▸ Brief
Reproduce the lines of the material below verbatim, starting with the line containing "randomize-button[interactable]: Randomize Glass" and ending with the line containing "preset-color-dot — [1876, 1230, 1891, 1245]", both included.

▸ Working data
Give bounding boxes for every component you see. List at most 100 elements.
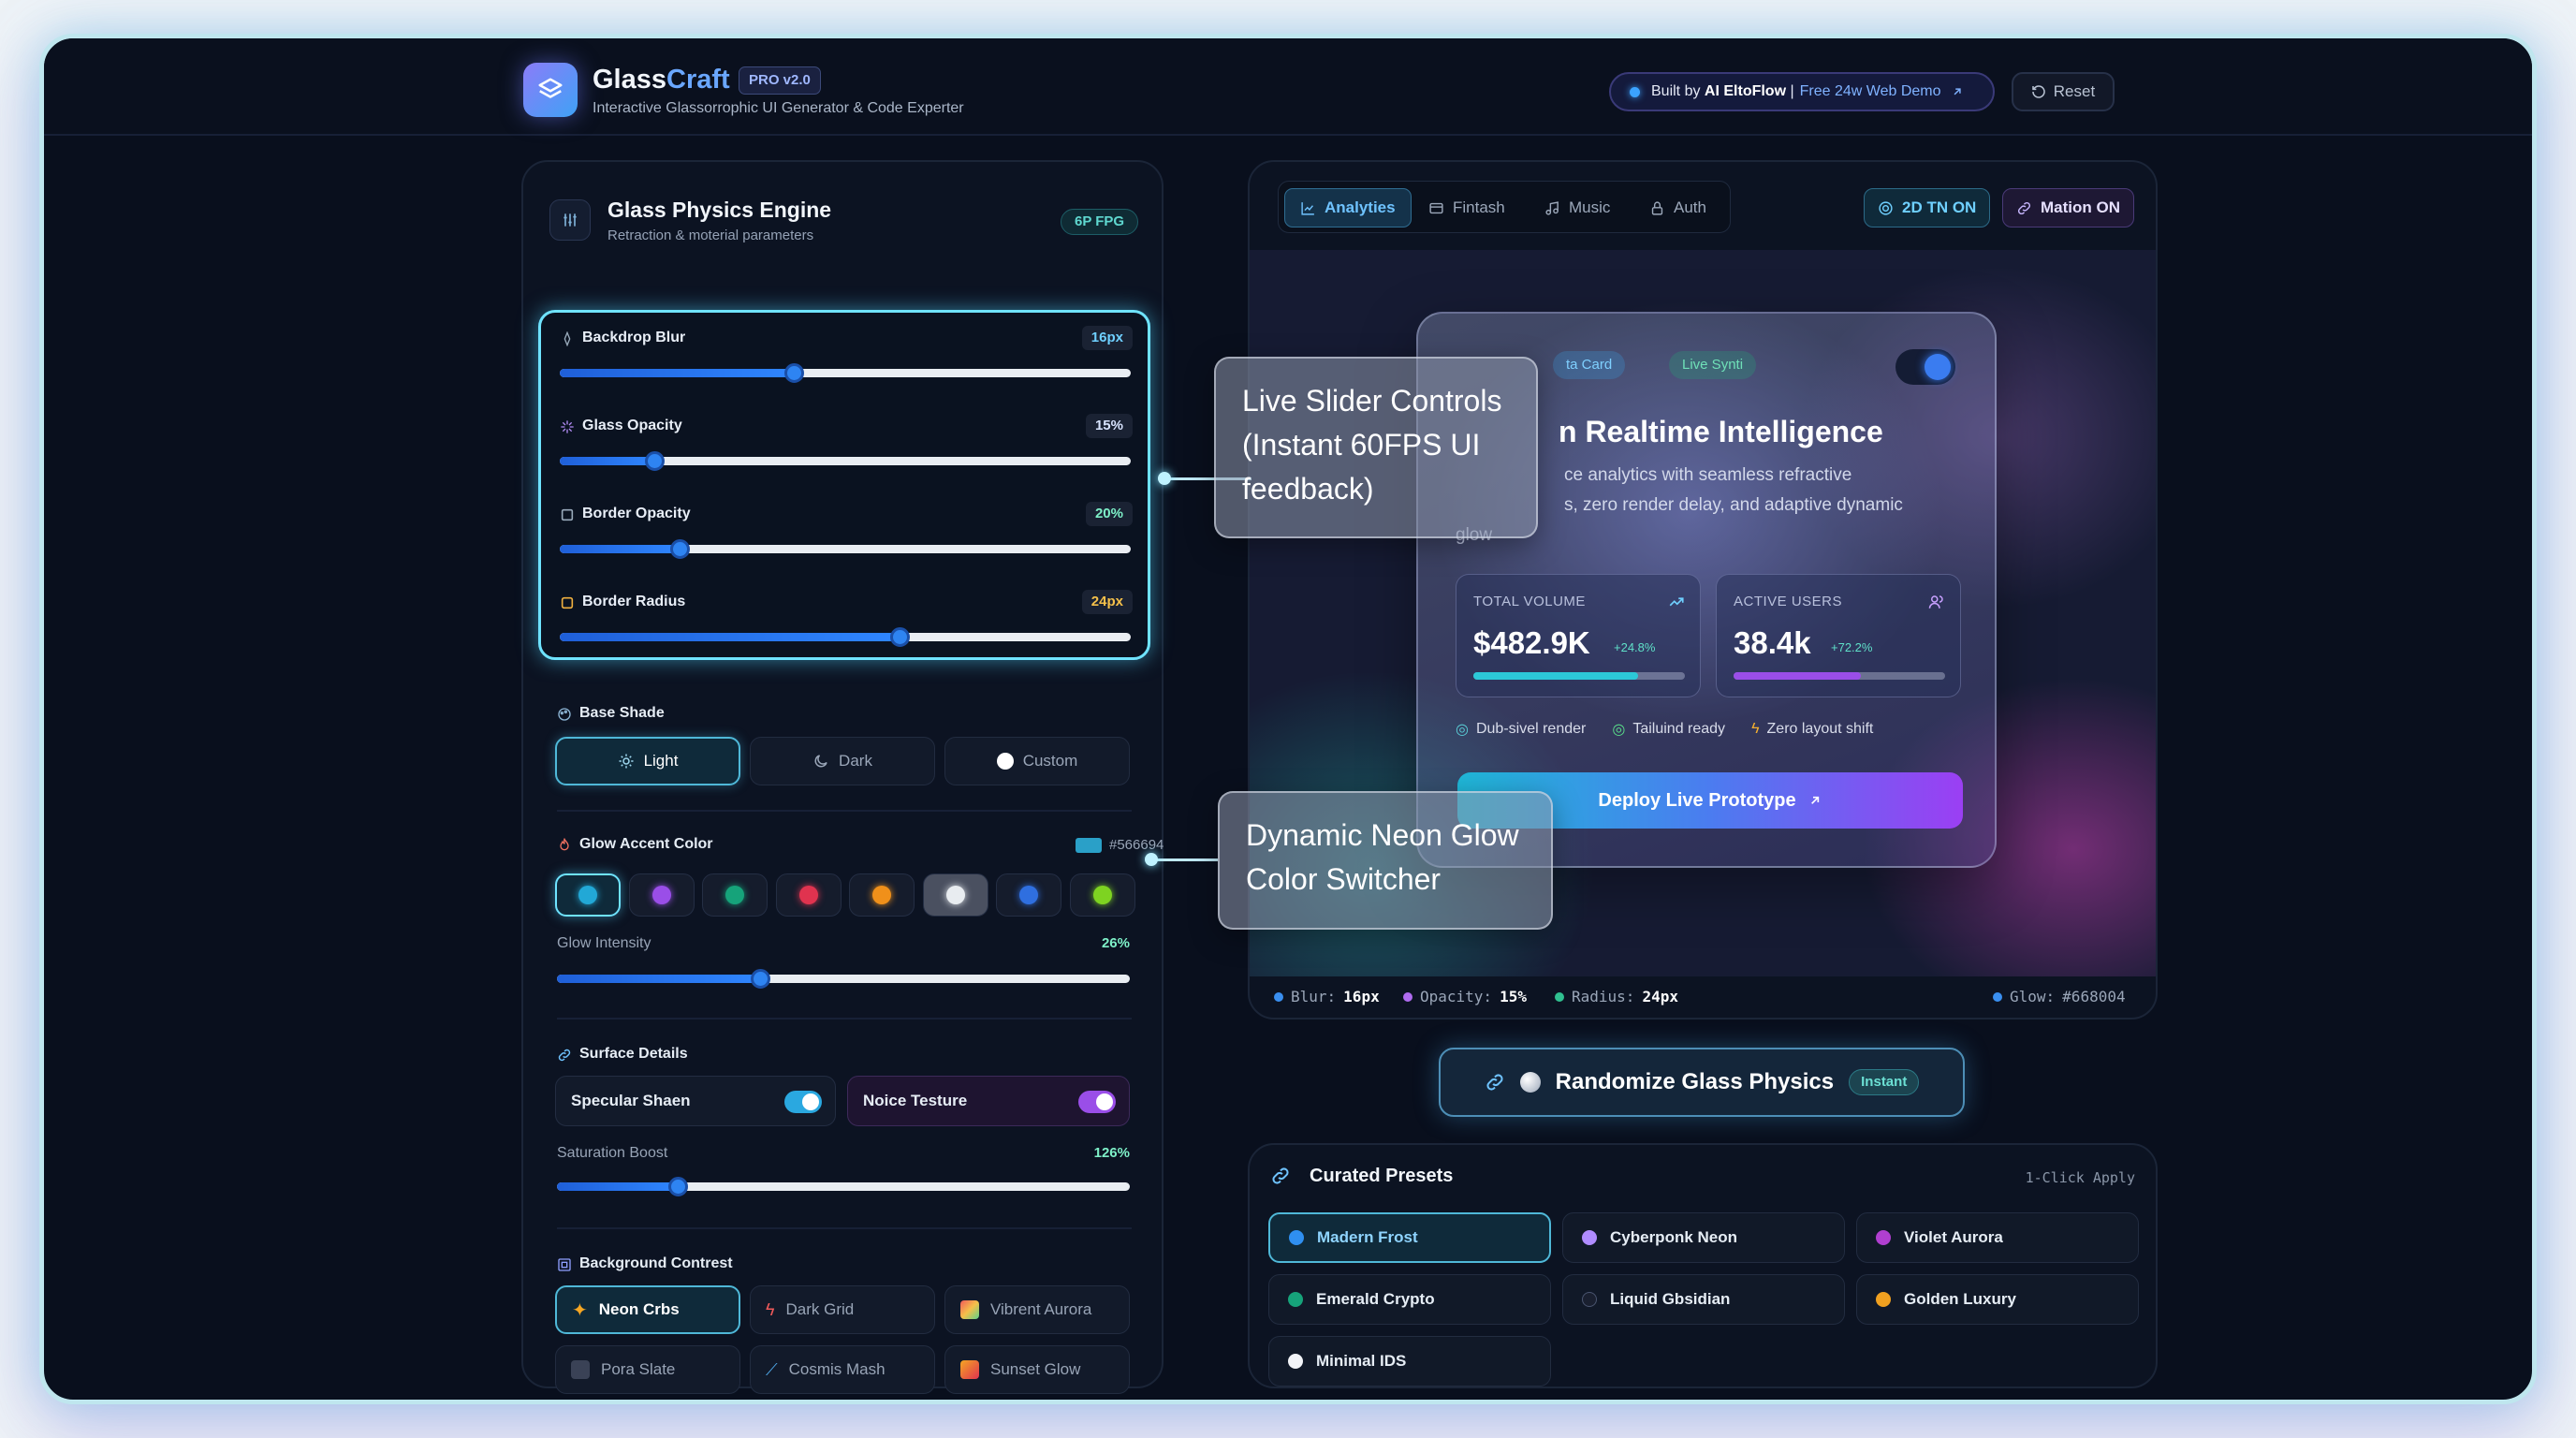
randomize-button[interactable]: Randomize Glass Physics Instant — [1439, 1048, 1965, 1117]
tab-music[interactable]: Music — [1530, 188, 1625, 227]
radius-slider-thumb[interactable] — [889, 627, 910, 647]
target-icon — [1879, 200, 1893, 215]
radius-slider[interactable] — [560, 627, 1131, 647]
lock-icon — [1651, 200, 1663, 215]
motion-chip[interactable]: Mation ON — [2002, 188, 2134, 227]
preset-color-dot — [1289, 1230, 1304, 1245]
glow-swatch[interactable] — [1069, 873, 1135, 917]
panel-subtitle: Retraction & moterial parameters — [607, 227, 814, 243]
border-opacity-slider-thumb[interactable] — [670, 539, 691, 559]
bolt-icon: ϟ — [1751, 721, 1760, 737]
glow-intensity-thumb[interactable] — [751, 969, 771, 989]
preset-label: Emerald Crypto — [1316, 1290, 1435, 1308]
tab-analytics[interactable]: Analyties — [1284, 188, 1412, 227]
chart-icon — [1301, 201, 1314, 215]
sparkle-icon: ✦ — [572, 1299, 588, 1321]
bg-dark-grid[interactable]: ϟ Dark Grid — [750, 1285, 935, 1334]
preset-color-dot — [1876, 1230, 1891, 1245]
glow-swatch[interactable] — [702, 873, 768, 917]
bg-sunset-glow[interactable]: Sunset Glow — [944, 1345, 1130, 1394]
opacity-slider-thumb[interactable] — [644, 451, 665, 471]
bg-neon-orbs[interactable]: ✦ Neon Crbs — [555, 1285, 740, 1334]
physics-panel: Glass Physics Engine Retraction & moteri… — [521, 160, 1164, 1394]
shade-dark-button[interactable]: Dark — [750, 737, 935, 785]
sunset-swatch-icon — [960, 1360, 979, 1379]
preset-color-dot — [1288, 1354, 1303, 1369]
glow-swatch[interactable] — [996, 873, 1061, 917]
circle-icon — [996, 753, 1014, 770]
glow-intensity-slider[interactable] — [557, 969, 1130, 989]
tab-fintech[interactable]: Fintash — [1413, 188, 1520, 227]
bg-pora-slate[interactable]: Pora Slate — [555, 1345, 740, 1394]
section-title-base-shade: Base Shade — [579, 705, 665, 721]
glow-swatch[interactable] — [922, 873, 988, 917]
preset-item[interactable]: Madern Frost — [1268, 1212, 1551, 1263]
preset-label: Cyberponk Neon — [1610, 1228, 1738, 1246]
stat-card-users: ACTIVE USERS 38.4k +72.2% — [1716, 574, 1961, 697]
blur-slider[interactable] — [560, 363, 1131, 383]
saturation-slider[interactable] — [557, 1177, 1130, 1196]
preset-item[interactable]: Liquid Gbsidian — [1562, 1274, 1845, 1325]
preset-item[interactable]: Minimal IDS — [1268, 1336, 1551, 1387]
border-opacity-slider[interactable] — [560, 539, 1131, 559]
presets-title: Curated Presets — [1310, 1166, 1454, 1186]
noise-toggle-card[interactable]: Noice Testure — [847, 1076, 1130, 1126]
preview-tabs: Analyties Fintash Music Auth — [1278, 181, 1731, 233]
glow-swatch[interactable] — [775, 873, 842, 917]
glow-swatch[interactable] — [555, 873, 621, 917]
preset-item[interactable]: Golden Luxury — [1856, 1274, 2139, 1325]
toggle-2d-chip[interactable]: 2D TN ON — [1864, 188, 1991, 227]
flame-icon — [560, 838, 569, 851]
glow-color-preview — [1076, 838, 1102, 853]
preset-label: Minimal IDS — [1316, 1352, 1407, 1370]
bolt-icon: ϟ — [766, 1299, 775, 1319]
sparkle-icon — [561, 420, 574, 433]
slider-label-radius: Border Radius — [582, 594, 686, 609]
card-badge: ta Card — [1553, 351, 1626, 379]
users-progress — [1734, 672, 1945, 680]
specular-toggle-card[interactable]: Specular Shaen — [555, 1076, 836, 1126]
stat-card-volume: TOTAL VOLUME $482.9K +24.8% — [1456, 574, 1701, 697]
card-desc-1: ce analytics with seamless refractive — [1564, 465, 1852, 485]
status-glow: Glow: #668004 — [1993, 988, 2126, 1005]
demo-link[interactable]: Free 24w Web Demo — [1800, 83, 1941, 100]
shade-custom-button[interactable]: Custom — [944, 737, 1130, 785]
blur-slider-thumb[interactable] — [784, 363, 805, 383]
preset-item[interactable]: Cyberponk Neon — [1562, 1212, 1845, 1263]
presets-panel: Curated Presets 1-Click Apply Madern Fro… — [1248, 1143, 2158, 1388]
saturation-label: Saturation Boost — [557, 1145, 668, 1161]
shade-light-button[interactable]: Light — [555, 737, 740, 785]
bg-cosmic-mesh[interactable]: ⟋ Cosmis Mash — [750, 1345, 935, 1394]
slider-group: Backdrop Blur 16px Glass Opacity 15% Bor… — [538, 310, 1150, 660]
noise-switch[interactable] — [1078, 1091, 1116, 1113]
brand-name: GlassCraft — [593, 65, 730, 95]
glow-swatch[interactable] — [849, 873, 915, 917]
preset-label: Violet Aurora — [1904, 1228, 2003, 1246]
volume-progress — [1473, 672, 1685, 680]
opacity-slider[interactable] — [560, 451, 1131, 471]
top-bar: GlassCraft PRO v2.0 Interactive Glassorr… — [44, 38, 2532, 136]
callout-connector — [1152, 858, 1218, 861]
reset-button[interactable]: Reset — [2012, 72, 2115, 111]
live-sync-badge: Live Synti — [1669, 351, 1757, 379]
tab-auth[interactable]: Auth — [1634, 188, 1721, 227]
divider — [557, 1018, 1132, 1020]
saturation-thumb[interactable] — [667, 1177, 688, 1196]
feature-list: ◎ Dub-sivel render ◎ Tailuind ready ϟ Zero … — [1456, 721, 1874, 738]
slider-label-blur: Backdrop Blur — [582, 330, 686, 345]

▸ Exercise solution
randomize-button[interactable]: Randomize Glass Physics Instant — [1439, 1048, 1965, 1117]
tab-music[interactable]: Music — [1530, 188, 1625, 227]
radius-slider-thumb[interactable] — [889, 627, 910, 647]
target-icon — [1879, 200, 1893, 215]
radius-slider[interactable] — [560, 627, 1131, 647]
lock-icon — [1651, 200, 1663, 215]
motion-chip[interactable]: Mation ON — [2002, 188, 2134, 227]
preset-color-dot — [1289, 1230, 1304, 1245]
glow-swatch[interactable] — [1069, 873, 1135, 917]
panel-subtitle: Retraction & moterial parameters — [607, 227, 814, 243]
border-opacity-slider-thumb[interactable] — [670, 539, 691, 559]
bolt-icon: ϟ — [1751, 721, 1760, 737]
glow-intensity-thumb[interactable] — [751, 969, 771, 989]
preset-label: Emerald Crypto — [1316, 1290, 1435, 1308]
tab-analytics[interactable]: Analyties — [1284, 188, 1412, 227]
chart-icon — [1301, 201, 1314, 215]
sparkle-icon: ✦ — [572, 1299, 588, 1321]
bg-dark-grid[interactable]: ϟ Dark Grid — [750, 1285, 935, 1334]
preset-color-dot — [1876, 1230, 1891, 1245]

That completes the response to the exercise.